[Collection entries]
○ ○ ○ ○ ○ ○ ○

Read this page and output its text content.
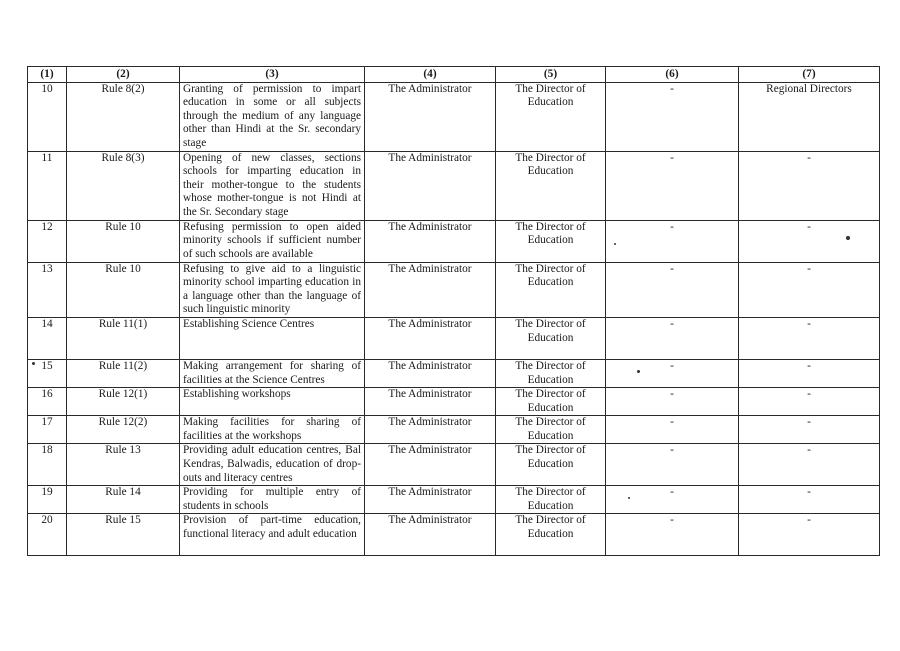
(1)	(2)	(3)	(4)	(5)	(6)	(7)
10	Rule 8(2)	Granting of permission to impart education in some or all subjects through the medium of any language other than Hindi at the Sr. secondary stage	The Administrator	The Director of Education	-	Regional Directors
11	Rule 8(3)	Opening of new classes, sections schools for imparting education in their mother-tongue to the students whose mother-tongue is not Hindi at the Sr. Secondary stage	The Administrator	The Director of Education	-	-
12	Rule 10	Refusing permission to open aided minority schools if sufficient number of such schools are available	The Administrator	The Director of Education	-	-
13	Rule 10	Refusing to give aid to a linguistic minority school imparting education in a language other than the language of such linguistic minority	The Administrator	The Director of Education	-	-
14	Rule 11(1)	Establishing Science Centres	The Administrator	The Director of Education	-	-
15	Rule 11(2)	Making arrangement for sharing of facilities at the Science Centres	The Administrator	The Director of Education	-	-
16	Rule 12(1)	Establishing workshops	The Administrator	The Director of Education	-	-
17	Rule 12(2)	Making facilities for sharing of facilities at the workshops	The Administrator	The Director of Education	-	-
18	Rule 13	Providing adult education centres, Bal Kendras, Balwadis, education of drop-outs and literacy centres	The Administrator	The Director of Education	-	-
19	Rule 14	Providing for multiple entry of students in schools	The Administrator	The Director of Education	-	-
20	Rule 15	Provision of part-time education, functional literacy and adult education	The Administrator	The Director of Education	-	-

○ ○ ○ ○ ○ ○ ○

Which lines hold the word "sharing"? Copy each of them from the records.

| Exercise answer |
15	Rule 11(2)	Making arrangement for sharing of facilities at the Science Centres	The Administrator	The Director of Education	-	-
17	Rule 12(2)	Making facilities for sharing of facilities at the workshops	The Administrator	The Director of Education	-	-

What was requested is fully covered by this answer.